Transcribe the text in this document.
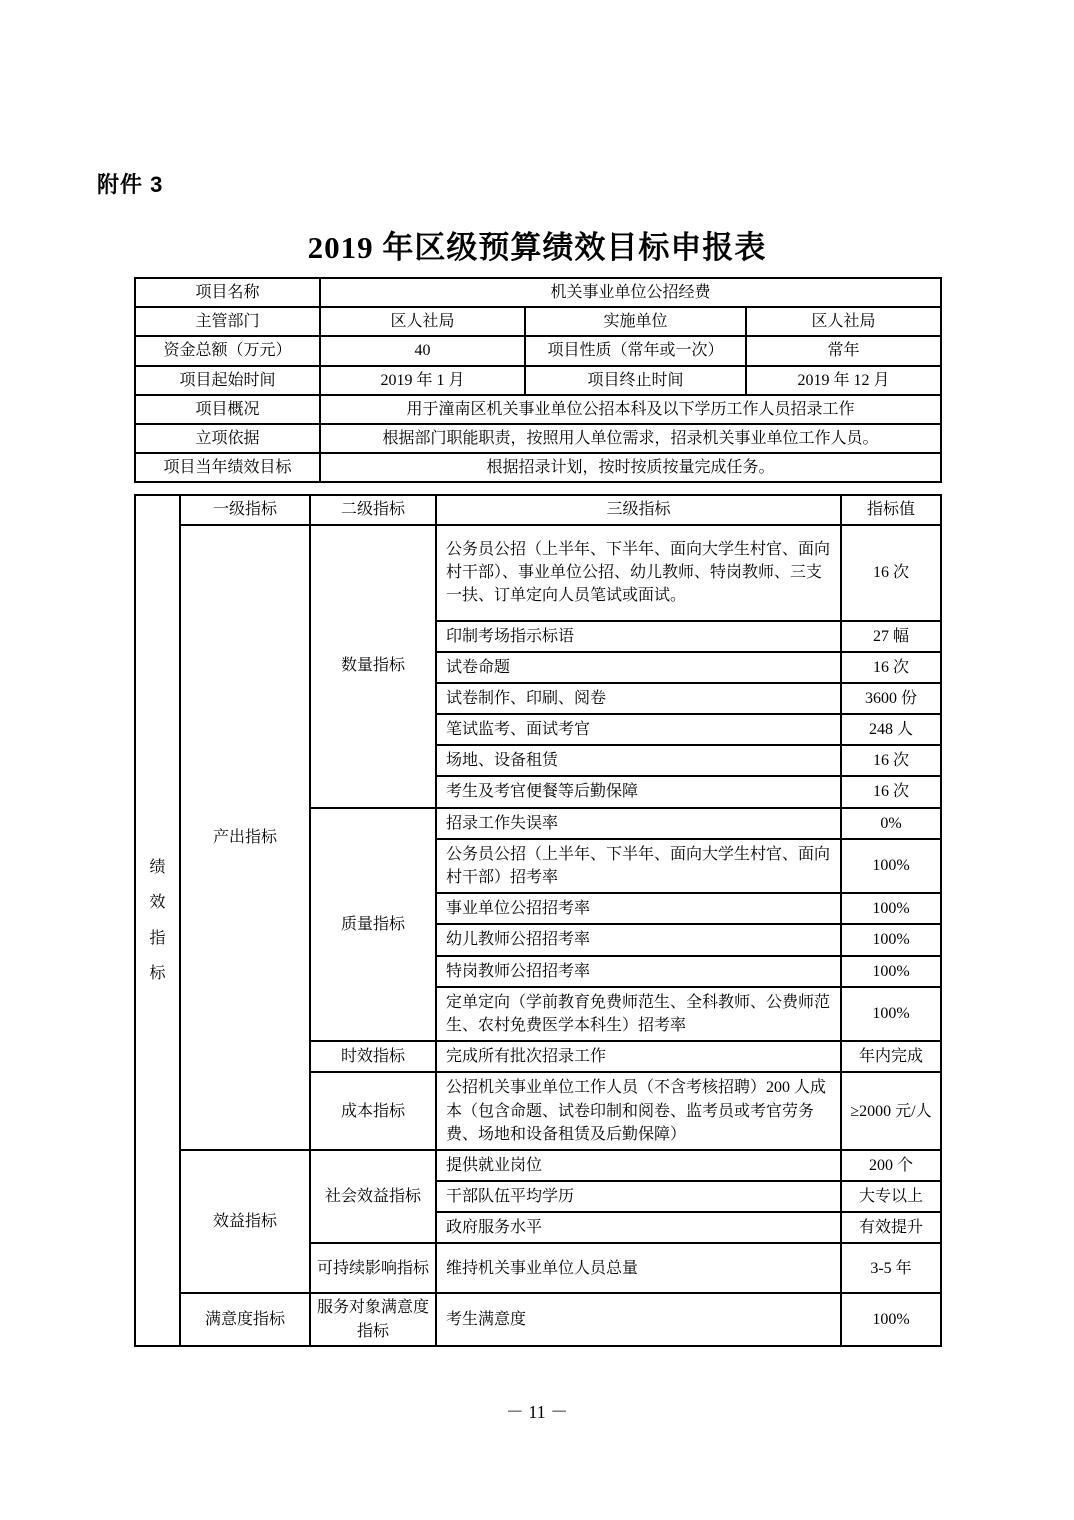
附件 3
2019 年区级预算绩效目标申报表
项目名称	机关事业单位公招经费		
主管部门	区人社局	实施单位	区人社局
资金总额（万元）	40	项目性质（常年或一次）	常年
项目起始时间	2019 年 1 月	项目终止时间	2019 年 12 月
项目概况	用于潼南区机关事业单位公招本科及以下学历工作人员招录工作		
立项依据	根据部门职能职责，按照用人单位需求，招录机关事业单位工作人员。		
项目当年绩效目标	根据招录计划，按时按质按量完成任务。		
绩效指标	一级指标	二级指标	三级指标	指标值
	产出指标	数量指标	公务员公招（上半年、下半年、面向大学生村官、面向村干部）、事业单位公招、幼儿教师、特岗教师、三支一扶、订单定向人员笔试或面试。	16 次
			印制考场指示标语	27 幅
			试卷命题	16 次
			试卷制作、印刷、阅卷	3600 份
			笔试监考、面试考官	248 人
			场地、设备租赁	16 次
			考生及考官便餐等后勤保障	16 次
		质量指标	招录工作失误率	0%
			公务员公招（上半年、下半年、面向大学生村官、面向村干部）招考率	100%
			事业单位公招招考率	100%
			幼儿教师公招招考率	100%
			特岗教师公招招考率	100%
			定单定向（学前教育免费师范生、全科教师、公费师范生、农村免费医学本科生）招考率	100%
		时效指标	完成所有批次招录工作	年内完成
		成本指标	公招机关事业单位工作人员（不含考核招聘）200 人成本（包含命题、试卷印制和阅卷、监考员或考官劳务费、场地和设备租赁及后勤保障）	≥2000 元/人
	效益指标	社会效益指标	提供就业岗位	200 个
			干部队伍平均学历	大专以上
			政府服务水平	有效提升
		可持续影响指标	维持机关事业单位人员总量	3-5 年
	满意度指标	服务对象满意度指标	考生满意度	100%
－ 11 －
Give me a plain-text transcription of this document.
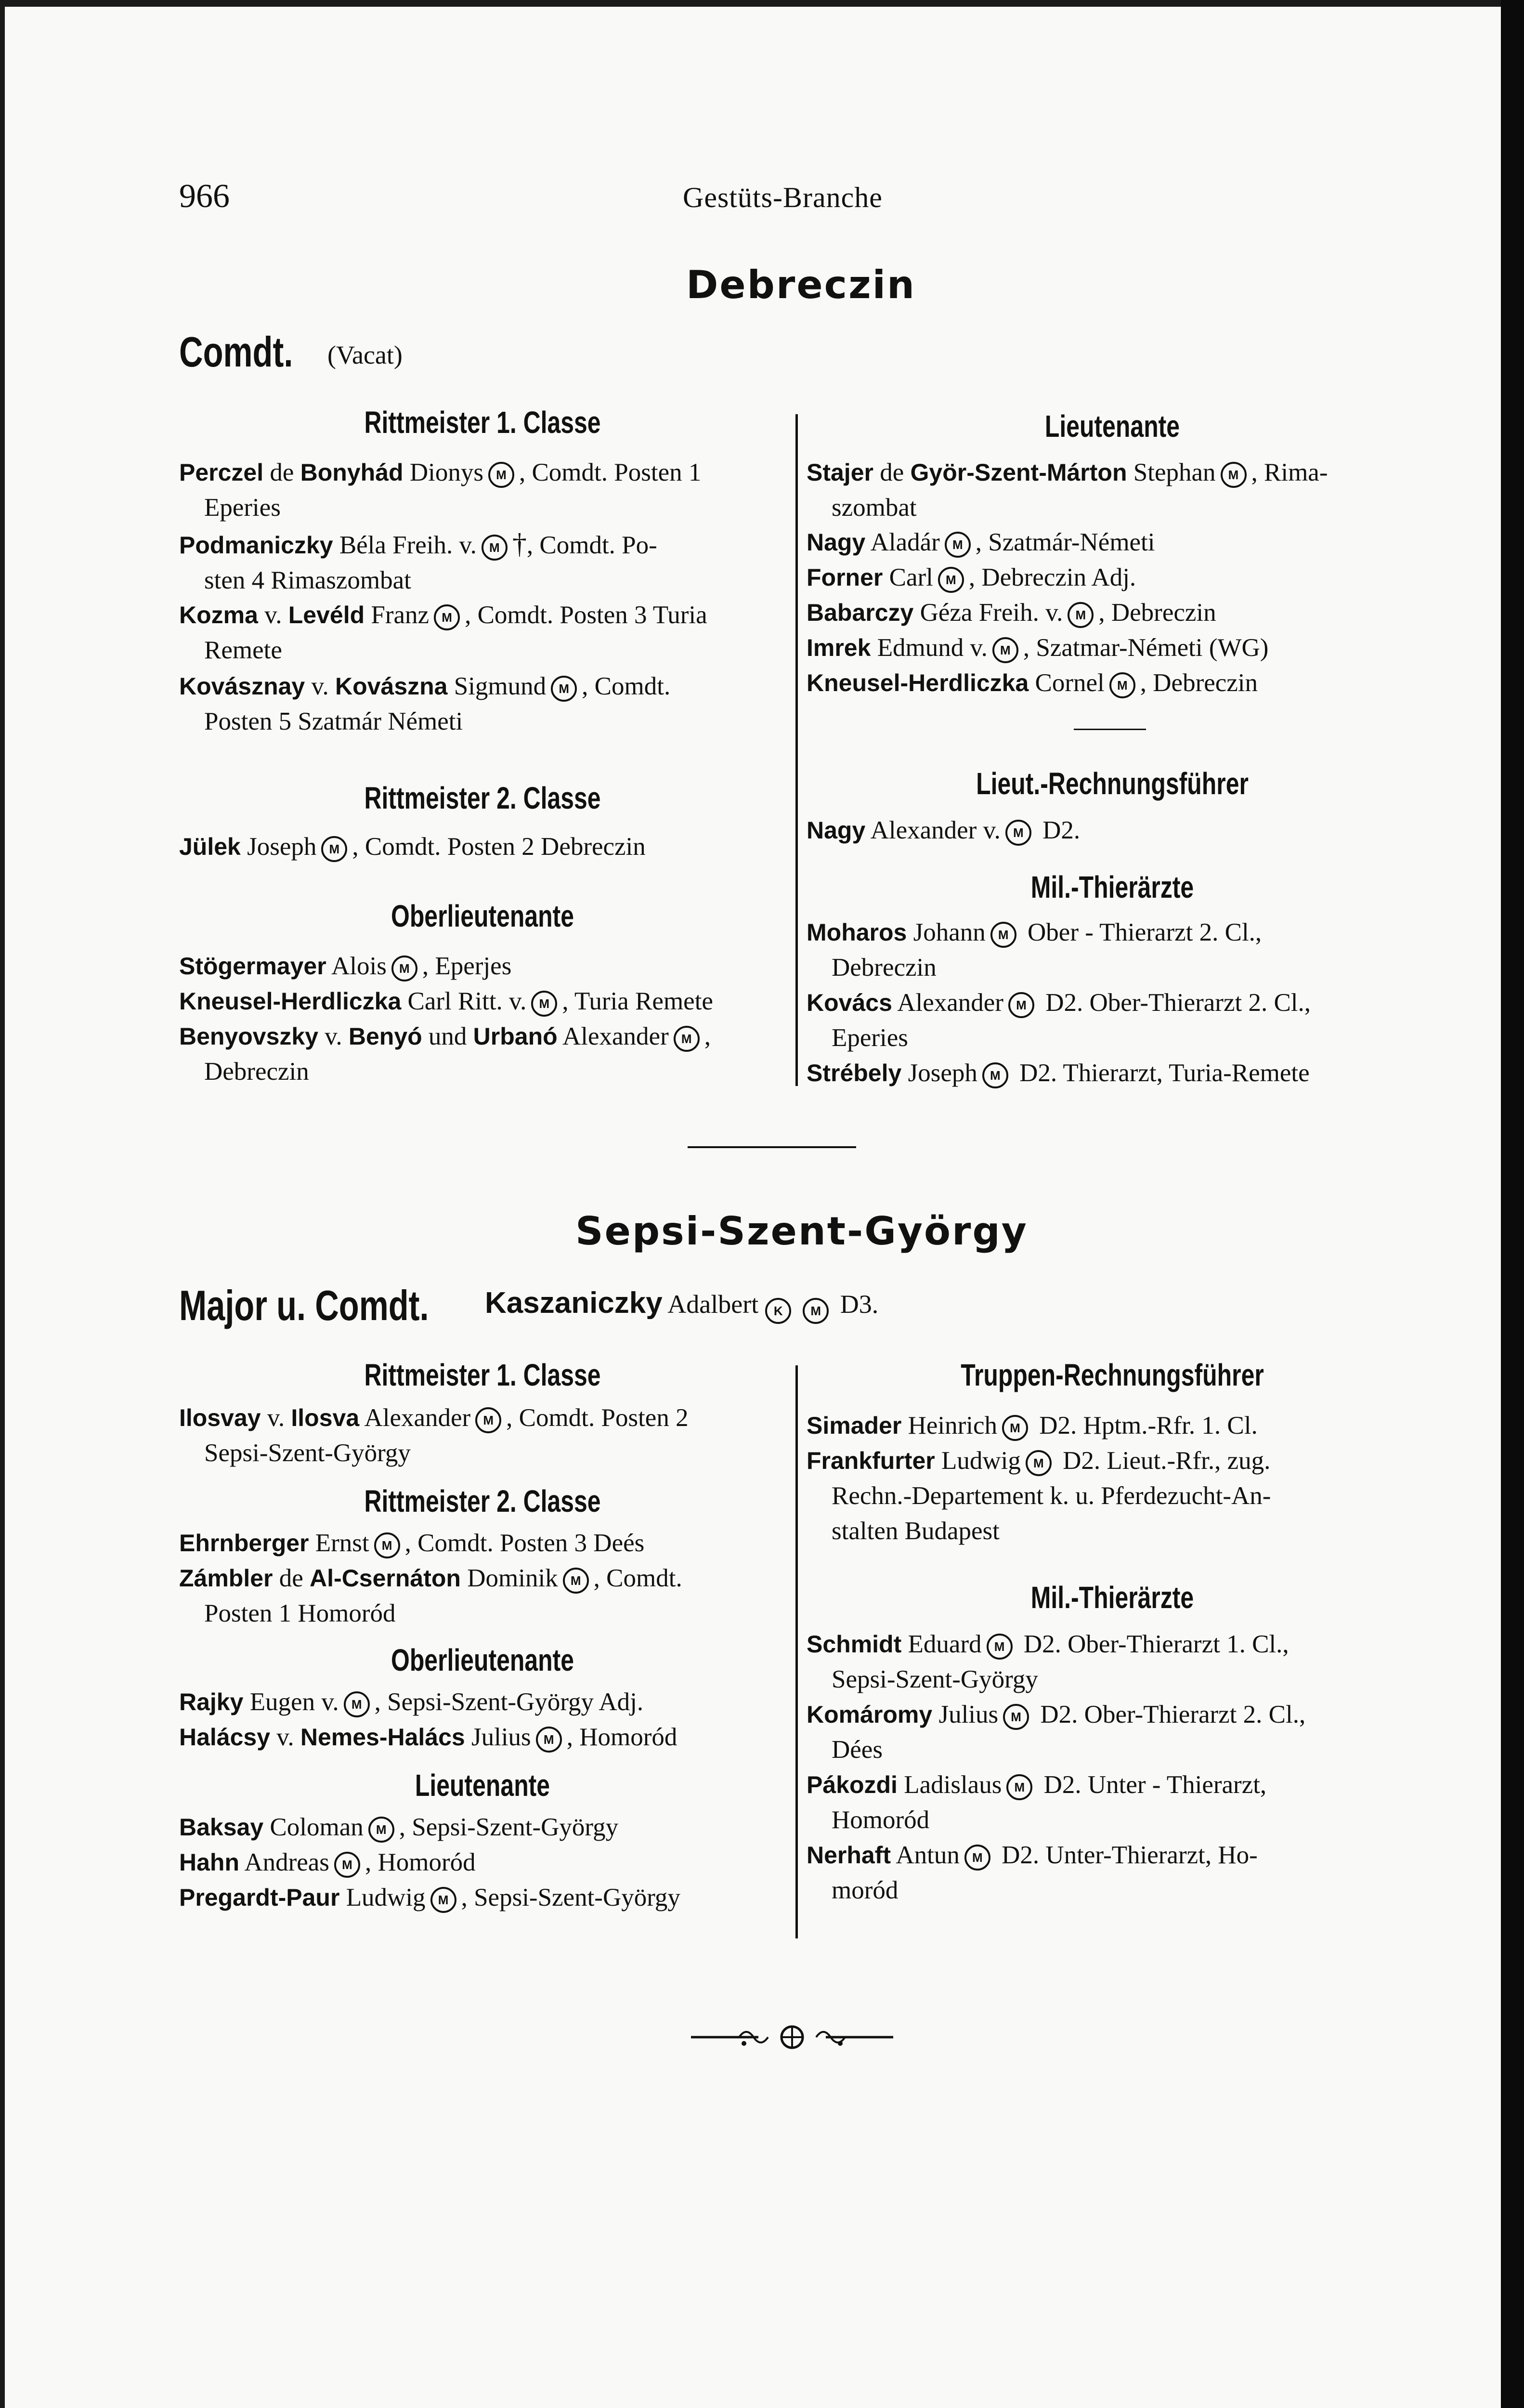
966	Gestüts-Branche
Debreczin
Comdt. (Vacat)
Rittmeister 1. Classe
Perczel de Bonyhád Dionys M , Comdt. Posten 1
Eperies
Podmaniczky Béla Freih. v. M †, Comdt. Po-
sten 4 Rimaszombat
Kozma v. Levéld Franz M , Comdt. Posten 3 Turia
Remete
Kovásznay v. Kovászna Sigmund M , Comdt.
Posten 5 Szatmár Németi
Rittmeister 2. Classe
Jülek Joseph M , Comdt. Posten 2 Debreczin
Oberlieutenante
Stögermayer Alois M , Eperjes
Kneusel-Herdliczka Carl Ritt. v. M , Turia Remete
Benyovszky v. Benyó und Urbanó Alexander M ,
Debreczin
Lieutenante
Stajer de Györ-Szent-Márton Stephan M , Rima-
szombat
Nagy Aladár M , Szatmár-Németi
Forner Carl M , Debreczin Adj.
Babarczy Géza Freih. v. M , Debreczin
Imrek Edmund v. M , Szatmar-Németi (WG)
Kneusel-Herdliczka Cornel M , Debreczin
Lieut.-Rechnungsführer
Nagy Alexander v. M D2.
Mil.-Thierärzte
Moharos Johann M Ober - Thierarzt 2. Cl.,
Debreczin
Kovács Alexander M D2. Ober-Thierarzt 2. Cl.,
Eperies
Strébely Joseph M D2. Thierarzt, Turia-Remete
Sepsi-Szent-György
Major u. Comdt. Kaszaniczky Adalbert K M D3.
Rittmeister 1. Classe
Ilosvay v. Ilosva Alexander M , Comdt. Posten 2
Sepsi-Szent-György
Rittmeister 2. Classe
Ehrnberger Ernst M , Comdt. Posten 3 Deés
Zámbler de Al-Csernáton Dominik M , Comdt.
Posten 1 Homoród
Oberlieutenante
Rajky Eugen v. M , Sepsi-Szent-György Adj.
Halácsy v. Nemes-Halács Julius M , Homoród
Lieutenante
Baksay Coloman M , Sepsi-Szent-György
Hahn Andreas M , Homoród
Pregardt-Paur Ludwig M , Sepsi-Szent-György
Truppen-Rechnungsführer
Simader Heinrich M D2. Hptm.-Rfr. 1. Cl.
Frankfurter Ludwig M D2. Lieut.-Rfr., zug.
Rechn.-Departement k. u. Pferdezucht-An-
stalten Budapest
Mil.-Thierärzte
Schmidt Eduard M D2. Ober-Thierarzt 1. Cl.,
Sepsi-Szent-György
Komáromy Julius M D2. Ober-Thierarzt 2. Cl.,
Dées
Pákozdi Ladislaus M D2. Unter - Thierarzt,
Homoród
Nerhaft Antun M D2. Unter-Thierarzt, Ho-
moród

★ ★ ★ ★ ★ ★ ★

* **The problem**:
Without the pictures, restate each entry exactly.

* **Result of the exercise**:
Transcribe the text in this document.
附件 3
2019 年区级预算绩效目标申报表
项目名称	机关事业单位公招经费		
主管部门	区人社局	实施单位	区人社局
资金总额（万元）	40	项目性质（常年或一次）	常年
项目起始时间	2019 年 1 月	项目终止时间	2019 年 12 月
项目概况	用于潼南区机关事业单位公招本科及以下学历工作人员招录工作		
立项依据	根据部门职能职责，按照用人单位需求，招录机关事业单位工作人员。		
项目当年绩效目标	根据招录计划，按时按质按量完成任务。		
绩效指标	一级指标	二级指标	三级指标	指标值
	产出指标	数量指标	公务员公招（上半年、下半年、面向大学生村官、面向村干部）、事业单位公招、幼儿教师、特岗教师、三支一扶、订单定向人员笔试或面试。	16 次
			印制考场指示标语	27 幅
			试卷命题	16 次
			试卷制作、印刷、阅卷	3600 份
			笔试监考、面试考官	248 人
			场地、设备租赁	16 次
			考生及考官便餐等后勤保障	16 次
		质量指标	招录工作失误率	0%
			公务员公招（上半年、下半年、面向大学生村官、面向村干部）招考率	100%
			事业单位公招招考率	100%
			幼儿教师公招招考率	100%
			特岗教师公招招考率	100%
			定单定向（学前教育免费师范生、全科教师、公费师范生、农村免费医学本科生）招考率	100%
		时效指标	完成所有批次招录工作	年内完成
		成本指标	公招机关事业单位工作人员（不含考核招聘）200 人成本（包含命题、试卷印制和阅卷、监考员或考官劳务费、场地和设备租赁及后勤保障）	≥2000 元/人
	效益指标	社会效益指标	提供就业岗位	200 个
			干部队伍平均学历	大专以上
			政府服务水平	有效提升
		可持续影响指标	维持机关事业单位人员总量	3-5 年
	满意度指标	服务对象满意度指标	考生满意度	100%
－ 11 －
Give me a plain-text transcription of this document.
966	Gestüts-Branche
Debreczin
Comdt. (Vacat)
Rittmeister 1. Classe
Perczel de Bonyhád Dionys M , Comdt. Posten 1
Eperies
Podmaniczky Béla Freih. v. M †, Comdt. Po-
sten 4 Rimaszombat
Kozma v. Levéld Franz M , Comdt. Posten 3 Turia
Remete
Kovásznay v. Kovászna Sigmund M , Comdt.
Posten 5 Szatmár Németi
Rittmeister 2. Classe
Jülek Joseph M , Comdt. Posten 2 Debreczin
Oberlieutenante
Stögermayer Alois M , Eperjes
Kneusel-Herdliczka Carl Ritt. v. M , Turia Remete
Benyovszky v. Benyó und Urbanó Alexander M ,
Debreczin
Lieutenante
Stajer de Györ-Szent-Márton Stephan M , Rima-
szombat
Nagy Aladár M , Szatmár-Németi
Forner Carl M , Debreczin Adj.
Babarczy Géza Freih. v. M , Debreczin
Imrek Edmund v. M , Szatmar-Németi (WG)
Kneusel-Herdliczka Cornel M , Debreczin
Lieut.-Rechnungsführer
Nagy Alexander v. M D2.
Mil.-Thierärzte
Moharos Johann M Ober - Thierarzt 2. Cl.,
Debreczin
Kovács Alexander M D2. Ober-Thierarzt 2. Cl.,
Eperies
Strébely Joseph M D2. Thierarzt, Turia-Remete
Sepsi-Szent-György
Major u. Comdt. Kaszaniczky Adalbert K M D3.
Rittmeister 1. Classe
Ilosvay v. Ilosva Alexander M , Comdt. Posten 2
Sepsi-Szent-György
Rittmeister 2. Classe
Ehrnberger Ernst M , Comdt. Posten 3 Deés
Zámbler de Al-Csernáton Dominik M , Comdt.
Posten 1 Homoród
Oberlieutenante
Rajky Eugen v. M , Sepsi-Szent-György Adj.
Halácsy v. Nemes-Halács Julius M , Homoród
Lieutenante
Baksay Coloman M , Sepsi-Szent-György
Hahn Andreas M , Homoród
Pregardt-Paur Ludwig M , Sepsi-Szent-György
Truppen-Rechnungsführer
Simader Heinrich M D2. Hptm.-Rfr. 1. Cl.
Frankfurter Ludwig M D2. Lieut.-Rfr., zug.
Rechn.-Departement k. u. Pferdezucht-An-
stalten Budapest
Mil.-Thierärzte
Schmidt Eduard M D2. Ober-Thierarzt 1. Cl.,
Sepsi-Szent-György
Komáromy Julius M D2. Ober-Thierarzt 2. Cl.,
Dées
Pákozdi Ladislaus M D2. Unter - Thierarzt,
Homoród
Nerhaft Antun M D2. Unter-Thierarzt, Ho-
moród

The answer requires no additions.